■ **Supplied records**:

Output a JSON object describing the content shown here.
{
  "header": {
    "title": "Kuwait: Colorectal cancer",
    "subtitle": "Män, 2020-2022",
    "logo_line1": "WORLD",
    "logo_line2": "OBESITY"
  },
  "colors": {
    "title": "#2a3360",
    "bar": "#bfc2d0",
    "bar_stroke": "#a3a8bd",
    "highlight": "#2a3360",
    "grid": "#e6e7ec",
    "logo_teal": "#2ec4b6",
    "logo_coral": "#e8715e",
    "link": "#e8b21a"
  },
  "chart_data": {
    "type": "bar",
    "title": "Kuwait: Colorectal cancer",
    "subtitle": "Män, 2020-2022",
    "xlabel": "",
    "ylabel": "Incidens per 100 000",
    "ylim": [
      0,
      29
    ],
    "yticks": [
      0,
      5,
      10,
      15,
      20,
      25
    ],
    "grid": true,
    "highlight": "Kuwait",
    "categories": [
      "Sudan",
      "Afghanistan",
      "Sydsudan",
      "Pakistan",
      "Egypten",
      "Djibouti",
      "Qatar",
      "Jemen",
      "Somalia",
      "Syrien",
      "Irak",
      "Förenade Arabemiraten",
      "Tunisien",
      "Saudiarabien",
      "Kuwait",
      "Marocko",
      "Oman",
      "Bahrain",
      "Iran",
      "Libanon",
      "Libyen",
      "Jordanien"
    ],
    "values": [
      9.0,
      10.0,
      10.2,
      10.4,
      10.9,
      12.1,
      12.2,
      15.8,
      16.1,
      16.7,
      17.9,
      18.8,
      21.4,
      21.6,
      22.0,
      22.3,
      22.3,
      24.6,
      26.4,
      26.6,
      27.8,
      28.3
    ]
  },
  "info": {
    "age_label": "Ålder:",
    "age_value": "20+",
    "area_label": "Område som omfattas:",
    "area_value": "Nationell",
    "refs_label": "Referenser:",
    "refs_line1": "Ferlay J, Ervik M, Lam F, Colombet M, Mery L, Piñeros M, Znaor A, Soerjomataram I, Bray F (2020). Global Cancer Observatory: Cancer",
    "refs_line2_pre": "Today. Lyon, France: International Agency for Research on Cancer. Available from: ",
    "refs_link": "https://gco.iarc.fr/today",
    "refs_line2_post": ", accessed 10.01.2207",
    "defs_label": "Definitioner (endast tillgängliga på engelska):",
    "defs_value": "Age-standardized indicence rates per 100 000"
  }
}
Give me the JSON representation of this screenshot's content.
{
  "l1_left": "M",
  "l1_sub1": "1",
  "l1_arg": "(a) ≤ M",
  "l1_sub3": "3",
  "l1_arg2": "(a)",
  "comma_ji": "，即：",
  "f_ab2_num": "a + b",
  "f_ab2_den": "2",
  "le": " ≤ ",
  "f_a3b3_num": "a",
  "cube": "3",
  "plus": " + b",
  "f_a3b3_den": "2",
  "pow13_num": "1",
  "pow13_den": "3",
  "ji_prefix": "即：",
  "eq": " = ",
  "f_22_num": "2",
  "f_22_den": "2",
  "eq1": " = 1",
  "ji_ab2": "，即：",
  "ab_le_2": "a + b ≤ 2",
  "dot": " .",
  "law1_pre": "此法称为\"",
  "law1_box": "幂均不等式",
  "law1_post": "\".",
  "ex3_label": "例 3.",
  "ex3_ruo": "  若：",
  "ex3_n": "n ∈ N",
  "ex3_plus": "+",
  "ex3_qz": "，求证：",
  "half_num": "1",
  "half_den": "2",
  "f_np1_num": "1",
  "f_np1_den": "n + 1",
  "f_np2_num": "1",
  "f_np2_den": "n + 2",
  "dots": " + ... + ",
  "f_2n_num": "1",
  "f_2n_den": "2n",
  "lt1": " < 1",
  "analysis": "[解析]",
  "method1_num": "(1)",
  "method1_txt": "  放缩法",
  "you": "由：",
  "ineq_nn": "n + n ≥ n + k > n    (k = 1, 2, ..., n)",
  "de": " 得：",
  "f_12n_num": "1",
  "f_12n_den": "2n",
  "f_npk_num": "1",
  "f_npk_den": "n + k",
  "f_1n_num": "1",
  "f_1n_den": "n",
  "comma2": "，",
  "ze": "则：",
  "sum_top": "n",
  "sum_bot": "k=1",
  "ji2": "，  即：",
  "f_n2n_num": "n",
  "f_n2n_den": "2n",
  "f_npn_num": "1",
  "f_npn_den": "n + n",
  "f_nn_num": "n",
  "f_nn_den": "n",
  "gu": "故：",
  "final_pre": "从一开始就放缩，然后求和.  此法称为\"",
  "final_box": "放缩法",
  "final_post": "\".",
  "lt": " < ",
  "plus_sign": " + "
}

■ **Task to complete**: Output the records exactly, including every line.

■ **Answer for this exercise**:
Output a JSON object describing the content shown here.
{
  "header": {
    "title": "Kuwait: Colorectal cancer",
    "subtitle": "Män, 2020-2022",
    "logo_line1": "WORLD",
    "logo_line2": "OBESITY"
  },
  "colors": {
    "title": "#2a3360",
    "bar": "#bfc2d0",
    "bar_stroke": "#a3a8bd",
    "highlight": "#2a3360",
    "grid": "#e6e7ec",
    "logo_teal": "#2ec4b6",
    "logo_coral": "#e8715e",
    "link": "#e8b21a"
  },
  "chart_data": {
    "type": "bar",
    "title": "Kuwait: Colorectal cancer",
    "subtitle": "Män, 2020-2022",
    "xlabel": "",
    "ylabel": "Incidens per 100 000",
    "ylim": [
      0,
      29
    ],
    "yticks": [
      0,
      5,
      10,
      15,
      20,
      25
    ],
    "grid": true,
    "highlight": "Kuwait",
    "categories": [
      "Sudan",
      "Afghanistan",
      "Sydsudan",
      "Pakistan",
      "Egypten",
      "Djibouti",
      "Qatar",
      "Jemen",
      "Somalia",
      "Syrien",
      "Irak",
      "Förenade Arabemiraten",
      "Tunisien",
      "Saudiarabien",
      "Kuwait",
      "Marocko",
      "Oman",
      "Bahrain",
      "Iran",
      "Libanon",
      "Libyen",
      "Jordanien"
    ],
    "values": [
      9.0,
      10.0,
      10.2,
      10.4,
      10.9,
      12.1,
      12.2,
      15.8,
      16.1,
      16.7,
      17.9,
      18.8,
      21.4,
      21.6,
      22.0,
      22.3,
      22.3,
      24.6,
      26.4,
      26.6,
      27.8,
      28.3
    ]
  },
  "info": {
    "age_label": "Ålder:",
    "age_value": "20+",
    "area_label": "Område som omfattas:",
    "area_value": "Nationell",
    "refs_label": "Referenser:",
    "refs_line1": "Ferlay J, Ervik M, Lam F, Colombet M, Mery L, Piñeros M, Znaor A, Soerjomataram I, Bray F (2020). Global Cancer Observatory: Cancer",
    "refs_line2_pre": "Today. Lyon, France: International Agency for Research on Cancer. Available from: ",
    "refs_link": "https://gco.iarc.fr/today",
    "refs_line2_post": ", accessed 10.01.2207",
    "defs_label": "Definitioner (endast tillgängliga på engelska):",
    "defs_value": "Age-standardized indicence rates per 100 000"
  }
}
Give me the JSON representation of this screenshot's content.
{
  "l1_left": "M",
  "l1_sub1": "1",
  "l1_arg": "(a) ≤ M",
  "l1_sub3": "3",
  "l1_arg2": "(a)",
  "comma_ji": "，即：",
  "f_ab2_num": "a + b",
  "f_ab2_den": "2",
  "le": " ≤ ",
  "f_a3b3_num": "a",
  "cube": "3",
  "plus": " + b",
  "f_a3b3_den": "2",
  "pow13_num": "1",
  "pow13_den": "3",
  "ji_prefix": "即：",
  "eq": " = ",
  "f_22_num": "2",
  "f_22_den": "2",
  "eq1": " = 1",
  "ji_ab2": "，即：",
  "ab_le_2": "a + b ≤ 2",
  "dot": " .",
  "law1_pre": "此法称为\"",
  "law1_box": "幂均不等式",
  "law1_post": "\".",
  "ex3_label": "例 3.",
  "ex3_ruo": "  若：",
  "ex3_n": "n ∈ N",
  "ex3_plus": "+",
  "ex3_qz": "，求证：",
  "half_num": "1",
  "half_den": "2",
  "f_np1_num": "1",
  "f_np1_den": "n + 1",
  "f_np2_num": "1",
  "f_np2_den": "n + 2",
  "dots": " + ... + ",
  "f_2n_num": "1",
  "f_2n_den": "2n",
  "lt1": " < 1",
  "analysis": "[解析]",
  "method1_num": "(1)",
  "method1_txt": "  放缩法",
  "you": "由：",
  "ineq_nn": "n + n ≥ n + k > n    (k = 1, 2, ..., n)",
  "de": " 得：",
  "f_12n_num": "1",
  "f_12n_den": "2n",
  "f_npk_num": "1",
  "f_npk_den": "n + k",
  "f_1n_num": "1",
  "f_1n_den": "n",
  "comma2": "，",
  "ze": "则：",
  "sum_top": "n",
  "sum_bot": "k=1",
  "ji2": "，  即：",
  "f_n2n_num": "n",
  "f_n2n_den": "2n",
  "f_npn_num": "1",
  "f_npn_den": "n + n",
  "f_nn_num": "n",
  "f_nn_den": "n",
  "gu": "故：",
  "final_pre": "从一开始就放缩，然后求和.  此法称为\"",
  "final_box": "放缩法",
  "final_post": "\".",
  "lt": " < ",
  "plus_sign": " + "
}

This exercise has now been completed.